##### PASSAGE GIVEN

According to this BBC News story, “Folk group the ‘Buranovo Grannies’ will compete in the Eurovision Song Contest, after winning a televised contest in Moscow to represent Russia.” Why do I care? Because:

The lyrics to the song, which feature a mixture of English and Udmurt – a language related to Finnish – were written by the grandmothers.
Buranovskiye Babushki became known in Russia with covers – sung in Udmurt – of classics including the Beatles’ Yesterday and the Eagles’ Hotel California.

Needless to say, I will be rooting for them, and I would love to hear “Hotel California” in Udmurt. (Thanks, Trevor!)


  1. dearieme says

    And Engelstink Humpelbert will be singing for Britain: this event will be a not-to-be-missed treat. Unfortunately I shall have a funeral to attend.

  2. Your long wait is over: Hotel California in Udmurt

  3. I might have rooted for them, if they hadn’t decided to spend whatever they gain from their fame so frivolously. I do not like to encourage such wild abandon.

  4. They’re good, but I still prefer the Leningrad Cowboys and the Red Army Choir.

  5. befuggled says

    Come for the languages, stay for the music videos!

##########

◆ PROBLEM TO SOLVE ◆
Reproduce word for word the stretch of the post about the Buranovo Grannies from "1. dearieme says" through "the music videos!".

##### DATASET EXTRACT

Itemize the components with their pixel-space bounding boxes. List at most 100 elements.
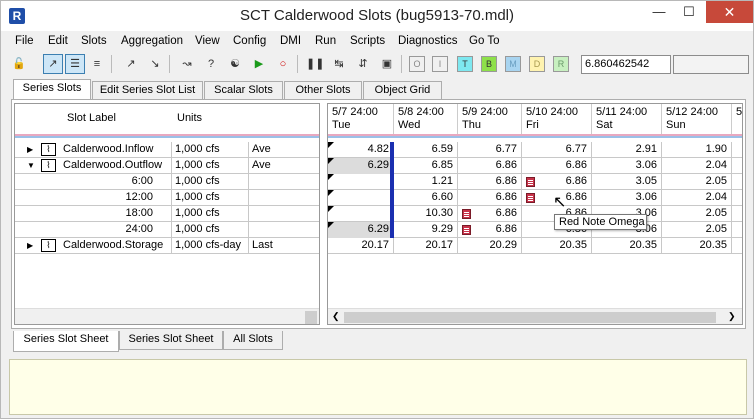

##########

◆ RIGHT ANSWER ◆
1. dearieme says

    And Engelstink Humpelbert will be singing for Britain: this event will be a not-to-be-missed treat. Unfortunately I shall have a funeral to attend.

  2. Your long wait is over: Hotel California in Udmurt

  3. I might have rooted for them, if they hadn’t decided to spend whatever they gain from their fame so frivolously. I do not like to encourage such wild abandon.

  4. They’re good, but I still prefer the Leningrad Cowboys and the Red Army Choir.

  5. befuggled says

    Come for the languages, stay for the music videos!